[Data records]
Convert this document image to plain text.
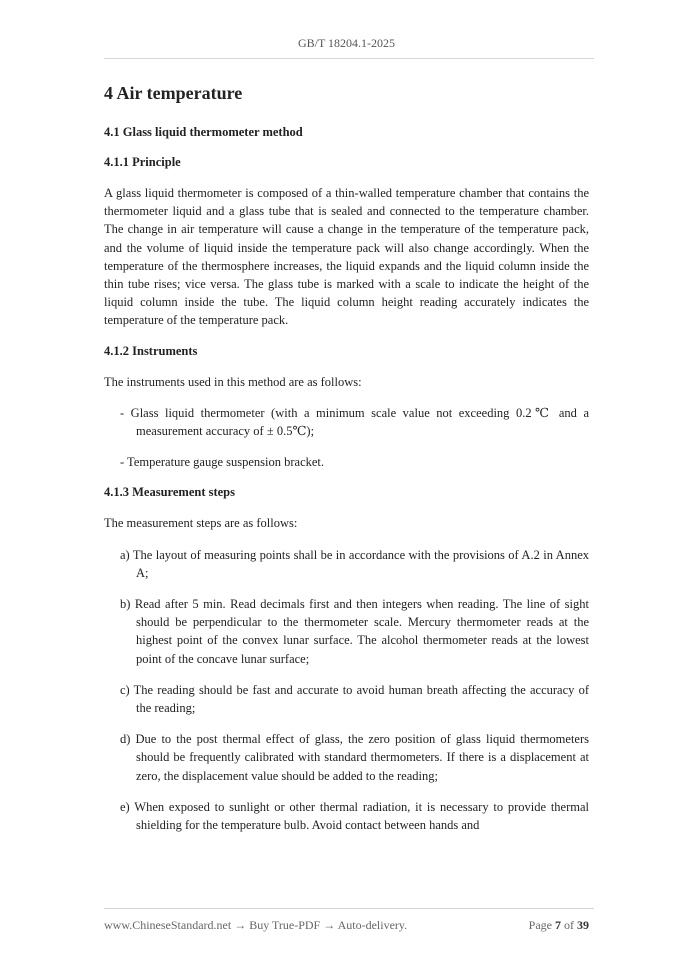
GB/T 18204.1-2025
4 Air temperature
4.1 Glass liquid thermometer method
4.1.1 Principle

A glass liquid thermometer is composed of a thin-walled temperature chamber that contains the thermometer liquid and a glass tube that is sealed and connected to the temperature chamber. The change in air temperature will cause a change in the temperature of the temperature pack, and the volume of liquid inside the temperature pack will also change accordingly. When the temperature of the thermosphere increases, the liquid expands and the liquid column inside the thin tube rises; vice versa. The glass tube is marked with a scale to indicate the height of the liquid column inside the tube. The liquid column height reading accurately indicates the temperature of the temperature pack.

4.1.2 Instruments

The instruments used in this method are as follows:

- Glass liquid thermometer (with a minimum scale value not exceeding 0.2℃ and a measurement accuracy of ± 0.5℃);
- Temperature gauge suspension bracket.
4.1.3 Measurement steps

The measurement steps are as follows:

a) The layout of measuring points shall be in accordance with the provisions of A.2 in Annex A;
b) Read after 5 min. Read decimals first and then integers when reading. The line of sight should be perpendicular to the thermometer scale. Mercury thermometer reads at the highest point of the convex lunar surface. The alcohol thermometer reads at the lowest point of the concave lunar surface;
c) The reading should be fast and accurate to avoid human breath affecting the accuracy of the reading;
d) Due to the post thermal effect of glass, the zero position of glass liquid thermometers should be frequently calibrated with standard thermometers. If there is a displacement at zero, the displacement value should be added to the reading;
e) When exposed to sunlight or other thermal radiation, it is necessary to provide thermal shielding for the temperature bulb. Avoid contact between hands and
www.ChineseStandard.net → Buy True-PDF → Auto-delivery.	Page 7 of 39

Short task —
Which lines hold the word "accuracy"? Return all of them from the records above.

Full solution —
- Glass liquid thermometer (with a minimum scale value not exceeding 0.2℃ and a measurement accuracy of ± 0.5℃);
c) The reading should be fast and accurate to avoid human breath affecting the accuracy of the reading;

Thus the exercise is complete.